→ REQUIREMENTS: Every line of the data that contains the string "Basso" must be copied.
* Start AVAILABLE RECORDS *
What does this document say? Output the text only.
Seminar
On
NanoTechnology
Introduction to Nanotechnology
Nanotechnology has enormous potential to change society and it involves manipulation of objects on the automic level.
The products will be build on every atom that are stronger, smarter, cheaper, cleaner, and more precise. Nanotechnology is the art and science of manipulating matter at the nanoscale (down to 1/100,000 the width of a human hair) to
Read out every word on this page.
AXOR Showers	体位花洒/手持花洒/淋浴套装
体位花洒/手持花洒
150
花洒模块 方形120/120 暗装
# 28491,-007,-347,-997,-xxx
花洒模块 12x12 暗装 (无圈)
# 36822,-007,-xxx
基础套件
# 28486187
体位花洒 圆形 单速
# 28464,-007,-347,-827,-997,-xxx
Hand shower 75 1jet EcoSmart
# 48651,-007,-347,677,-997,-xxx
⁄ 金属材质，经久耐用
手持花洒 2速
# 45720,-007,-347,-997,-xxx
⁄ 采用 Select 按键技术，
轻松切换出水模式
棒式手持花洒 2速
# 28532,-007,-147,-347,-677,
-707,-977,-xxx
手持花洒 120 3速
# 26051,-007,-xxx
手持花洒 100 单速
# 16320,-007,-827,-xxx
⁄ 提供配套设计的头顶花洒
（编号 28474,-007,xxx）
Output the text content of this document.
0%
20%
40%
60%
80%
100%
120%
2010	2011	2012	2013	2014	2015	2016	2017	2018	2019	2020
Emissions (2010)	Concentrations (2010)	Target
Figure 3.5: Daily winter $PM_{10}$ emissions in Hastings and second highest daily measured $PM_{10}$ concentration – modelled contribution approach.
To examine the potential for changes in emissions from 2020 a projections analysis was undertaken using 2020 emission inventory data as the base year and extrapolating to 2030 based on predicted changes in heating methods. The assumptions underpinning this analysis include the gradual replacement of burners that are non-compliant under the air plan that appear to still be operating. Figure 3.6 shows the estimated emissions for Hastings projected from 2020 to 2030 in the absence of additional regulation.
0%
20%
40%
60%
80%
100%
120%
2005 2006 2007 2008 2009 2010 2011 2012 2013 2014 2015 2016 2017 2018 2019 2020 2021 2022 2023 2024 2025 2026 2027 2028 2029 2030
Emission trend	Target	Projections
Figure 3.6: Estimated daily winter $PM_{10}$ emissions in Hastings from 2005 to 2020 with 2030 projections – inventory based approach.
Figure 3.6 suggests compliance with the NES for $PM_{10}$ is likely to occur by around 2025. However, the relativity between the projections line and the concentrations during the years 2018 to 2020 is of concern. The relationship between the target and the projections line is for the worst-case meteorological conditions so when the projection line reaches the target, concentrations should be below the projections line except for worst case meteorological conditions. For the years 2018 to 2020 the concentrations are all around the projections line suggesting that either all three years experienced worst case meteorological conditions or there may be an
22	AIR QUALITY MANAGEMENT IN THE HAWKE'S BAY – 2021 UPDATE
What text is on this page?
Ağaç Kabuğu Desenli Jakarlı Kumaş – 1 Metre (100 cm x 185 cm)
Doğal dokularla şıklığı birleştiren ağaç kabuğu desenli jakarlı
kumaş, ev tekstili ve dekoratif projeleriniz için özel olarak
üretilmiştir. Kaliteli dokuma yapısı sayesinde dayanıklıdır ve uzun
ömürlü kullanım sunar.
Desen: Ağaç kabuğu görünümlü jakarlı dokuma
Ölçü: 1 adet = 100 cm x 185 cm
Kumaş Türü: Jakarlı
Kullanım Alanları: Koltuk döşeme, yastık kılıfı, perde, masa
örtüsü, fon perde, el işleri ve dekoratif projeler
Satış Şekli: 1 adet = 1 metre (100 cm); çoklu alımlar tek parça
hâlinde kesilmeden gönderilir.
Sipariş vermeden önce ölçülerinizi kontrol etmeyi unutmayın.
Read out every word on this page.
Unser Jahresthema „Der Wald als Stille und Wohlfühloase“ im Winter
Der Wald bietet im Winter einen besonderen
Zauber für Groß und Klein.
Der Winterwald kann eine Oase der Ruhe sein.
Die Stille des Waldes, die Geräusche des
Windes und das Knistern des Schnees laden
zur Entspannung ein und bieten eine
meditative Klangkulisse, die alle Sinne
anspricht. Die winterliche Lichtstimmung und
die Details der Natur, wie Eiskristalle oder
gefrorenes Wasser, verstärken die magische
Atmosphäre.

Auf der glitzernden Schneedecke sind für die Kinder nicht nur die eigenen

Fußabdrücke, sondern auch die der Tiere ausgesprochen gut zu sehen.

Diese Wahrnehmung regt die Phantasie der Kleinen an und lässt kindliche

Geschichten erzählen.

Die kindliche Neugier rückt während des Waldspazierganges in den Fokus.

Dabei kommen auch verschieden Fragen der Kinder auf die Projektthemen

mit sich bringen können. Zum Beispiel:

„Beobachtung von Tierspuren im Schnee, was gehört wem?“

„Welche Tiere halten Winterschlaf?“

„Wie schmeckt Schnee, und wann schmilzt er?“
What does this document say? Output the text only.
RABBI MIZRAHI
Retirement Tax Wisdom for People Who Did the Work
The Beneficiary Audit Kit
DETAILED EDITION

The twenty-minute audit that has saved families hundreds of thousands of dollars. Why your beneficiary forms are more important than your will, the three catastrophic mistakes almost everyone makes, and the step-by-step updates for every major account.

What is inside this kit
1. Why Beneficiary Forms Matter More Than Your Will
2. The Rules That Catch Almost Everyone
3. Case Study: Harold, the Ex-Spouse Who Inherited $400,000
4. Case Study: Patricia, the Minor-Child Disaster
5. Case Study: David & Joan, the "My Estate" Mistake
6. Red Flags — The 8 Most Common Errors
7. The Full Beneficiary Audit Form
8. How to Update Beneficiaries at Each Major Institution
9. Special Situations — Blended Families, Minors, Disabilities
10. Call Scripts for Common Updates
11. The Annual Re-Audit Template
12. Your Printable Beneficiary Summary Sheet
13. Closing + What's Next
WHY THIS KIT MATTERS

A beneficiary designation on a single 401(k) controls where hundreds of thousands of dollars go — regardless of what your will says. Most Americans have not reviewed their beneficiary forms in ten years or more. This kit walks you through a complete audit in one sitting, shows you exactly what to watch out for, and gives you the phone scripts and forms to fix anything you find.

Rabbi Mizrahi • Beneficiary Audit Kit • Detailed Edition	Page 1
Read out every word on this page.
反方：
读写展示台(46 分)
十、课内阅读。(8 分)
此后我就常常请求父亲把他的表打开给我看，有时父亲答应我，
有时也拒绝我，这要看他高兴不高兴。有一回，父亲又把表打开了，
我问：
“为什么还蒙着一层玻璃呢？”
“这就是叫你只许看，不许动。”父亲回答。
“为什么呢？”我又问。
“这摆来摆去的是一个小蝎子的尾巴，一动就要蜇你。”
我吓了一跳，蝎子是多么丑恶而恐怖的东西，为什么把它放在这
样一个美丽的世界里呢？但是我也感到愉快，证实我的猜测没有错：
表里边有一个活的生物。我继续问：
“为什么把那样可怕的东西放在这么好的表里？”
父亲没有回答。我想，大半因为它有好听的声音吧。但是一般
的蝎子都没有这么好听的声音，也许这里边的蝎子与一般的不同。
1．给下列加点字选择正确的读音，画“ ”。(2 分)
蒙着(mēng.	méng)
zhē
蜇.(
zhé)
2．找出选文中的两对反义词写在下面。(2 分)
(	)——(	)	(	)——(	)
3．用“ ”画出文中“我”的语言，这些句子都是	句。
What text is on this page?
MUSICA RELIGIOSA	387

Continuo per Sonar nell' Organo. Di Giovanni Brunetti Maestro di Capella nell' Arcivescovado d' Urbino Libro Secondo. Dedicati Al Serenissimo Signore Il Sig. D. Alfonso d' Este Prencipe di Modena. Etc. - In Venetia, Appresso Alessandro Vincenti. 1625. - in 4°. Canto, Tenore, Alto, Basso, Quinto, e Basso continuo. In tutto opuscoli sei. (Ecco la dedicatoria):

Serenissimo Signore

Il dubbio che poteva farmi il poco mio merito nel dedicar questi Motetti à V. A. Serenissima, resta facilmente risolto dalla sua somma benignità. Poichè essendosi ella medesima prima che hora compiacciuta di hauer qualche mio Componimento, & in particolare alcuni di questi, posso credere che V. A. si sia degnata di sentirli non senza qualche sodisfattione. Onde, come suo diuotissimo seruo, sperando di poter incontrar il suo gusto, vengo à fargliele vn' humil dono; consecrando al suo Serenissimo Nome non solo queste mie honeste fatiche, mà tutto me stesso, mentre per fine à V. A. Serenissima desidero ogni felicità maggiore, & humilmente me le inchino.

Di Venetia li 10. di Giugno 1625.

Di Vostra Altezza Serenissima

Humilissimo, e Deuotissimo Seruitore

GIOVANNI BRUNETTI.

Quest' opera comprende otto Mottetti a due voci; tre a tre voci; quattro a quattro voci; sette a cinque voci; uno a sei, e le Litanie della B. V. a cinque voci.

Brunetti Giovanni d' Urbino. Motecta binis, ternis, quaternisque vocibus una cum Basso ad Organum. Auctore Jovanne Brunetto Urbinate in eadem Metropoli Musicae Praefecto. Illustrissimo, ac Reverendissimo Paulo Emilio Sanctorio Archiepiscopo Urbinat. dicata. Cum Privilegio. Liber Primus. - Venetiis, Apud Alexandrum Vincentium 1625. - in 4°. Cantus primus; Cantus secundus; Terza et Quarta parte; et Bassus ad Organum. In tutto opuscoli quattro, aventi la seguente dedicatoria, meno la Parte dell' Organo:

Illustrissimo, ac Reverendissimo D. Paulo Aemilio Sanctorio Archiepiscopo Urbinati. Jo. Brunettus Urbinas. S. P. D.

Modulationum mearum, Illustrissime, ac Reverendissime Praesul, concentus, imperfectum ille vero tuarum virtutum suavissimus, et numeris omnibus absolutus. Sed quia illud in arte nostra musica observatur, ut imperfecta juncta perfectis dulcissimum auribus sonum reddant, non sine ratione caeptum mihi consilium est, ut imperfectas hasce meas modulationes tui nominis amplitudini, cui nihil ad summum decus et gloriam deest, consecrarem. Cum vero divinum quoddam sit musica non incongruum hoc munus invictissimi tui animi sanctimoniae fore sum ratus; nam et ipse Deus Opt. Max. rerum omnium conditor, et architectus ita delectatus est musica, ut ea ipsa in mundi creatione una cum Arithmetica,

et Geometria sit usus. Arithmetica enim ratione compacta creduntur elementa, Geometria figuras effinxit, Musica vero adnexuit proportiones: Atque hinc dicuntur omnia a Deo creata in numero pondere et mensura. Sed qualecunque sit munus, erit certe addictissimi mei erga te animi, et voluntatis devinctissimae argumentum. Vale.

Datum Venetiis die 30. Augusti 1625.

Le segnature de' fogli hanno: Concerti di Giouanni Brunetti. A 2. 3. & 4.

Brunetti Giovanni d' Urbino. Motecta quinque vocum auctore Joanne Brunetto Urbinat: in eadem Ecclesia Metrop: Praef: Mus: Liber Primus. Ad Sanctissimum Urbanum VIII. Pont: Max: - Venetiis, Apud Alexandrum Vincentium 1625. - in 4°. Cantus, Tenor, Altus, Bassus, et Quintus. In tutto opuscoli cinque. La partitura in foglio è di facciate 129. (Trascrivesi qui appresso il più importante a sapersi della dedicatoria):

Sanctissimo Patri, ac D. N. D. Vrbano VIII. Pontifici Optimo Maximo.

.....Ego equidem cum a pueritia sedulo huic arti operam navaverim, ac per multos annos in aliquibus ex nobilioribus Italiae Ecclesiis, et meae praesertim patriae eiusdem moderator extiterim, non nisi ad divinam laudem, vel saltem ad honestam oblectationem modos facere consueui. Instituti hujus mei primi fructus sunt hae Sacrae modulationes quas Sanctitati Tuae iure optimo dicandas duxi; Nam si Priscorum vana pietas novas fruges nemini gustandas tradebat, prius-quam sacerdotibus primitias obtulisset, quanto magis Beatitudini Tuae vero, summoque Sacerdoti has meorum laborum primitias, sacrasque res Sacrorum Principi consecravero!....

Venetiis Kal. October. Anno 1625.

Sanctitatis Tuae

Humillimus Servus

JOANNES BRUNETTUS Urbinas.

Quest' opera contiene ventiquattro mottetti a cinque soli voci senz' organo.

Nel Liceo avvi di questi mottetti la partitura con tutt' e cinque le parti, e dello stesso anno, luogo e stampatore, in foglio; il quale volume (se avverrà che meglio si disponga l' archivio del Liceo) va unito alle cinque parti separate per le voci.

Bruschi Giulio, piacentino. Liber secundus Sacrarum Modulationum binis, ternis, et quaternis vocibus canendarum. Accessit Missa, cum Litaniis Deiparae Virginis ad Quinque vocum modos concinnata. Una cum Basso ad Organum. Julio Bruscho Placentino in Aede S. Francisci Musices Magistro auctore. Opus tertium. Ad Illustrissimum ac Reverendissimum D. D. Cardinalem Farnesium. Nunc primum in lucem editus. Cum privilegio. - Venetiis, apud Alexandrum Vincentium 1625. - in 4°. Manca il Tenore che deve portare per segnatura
* End AVAILABLE RECORDS *
→ COMPLETED TASK:
Continuo per Sonar nell' Organo. Di Giovanni Brunetti Maestro di Capella nell' Arcivescovado d' Urbino Libro Secondo. Dedicati Al Serenissimo Signore Il Sig. D. Alfonso d' Este Prencipe di Modena. Etc. - In Venetia, Appresso Alessandro Vincenti. 1625. - in 4°. Canto, Tenore, Alto, Basso, Quinto, e Basso continuo. In tutto opuscoli sei. (Ecco la dedicatoria):
Brunetti Giovanni d' Urbino. Motecta binis, ternis, quaternisque vocibus una cum Basso ad Organum. Auctore Jovanne Brunetto Urbinate in eadem Metropoli Musicae Praefecto. Illustrissimo, ac Reverendissimo Paulo Emilio Sanctorio Archiepiscopo Urbinat. dicata. Cum Privilegio. Liber Primus. - Venetiis, Apud Alexandrum Vincentium 1625. - in 4°. Cantus primus; Cantus secundus; Terza et Quarta parte; et Bassus ad Organum. In tutto opuscoli quattro, aventi la seguente dedicatoria, meno la Parte dell' Organo:
Bruschi Giulio, piacentino. Liber secundus Sacrarum Modulationum binis, ternis, et quaternis vocibus canendarum. Accessit Missa, cum Litaniis Deiparae Virginis ad Quinque vocum modos concinnata. Una cum Basso ad Organum. Julio Bruscho Placentino in Aede S. Francisci Musices Magistro auctore. Opus tertium. Ad Illustrissimum ac Reverendissimum D. D. Cardinalem Farnesium. Nunc primum in lucem editus. Cum privilegio. - Venetiis, apud Alexandrum Vincentium 1625. - in 4°. Manca il Tenore che deve portare per segnatura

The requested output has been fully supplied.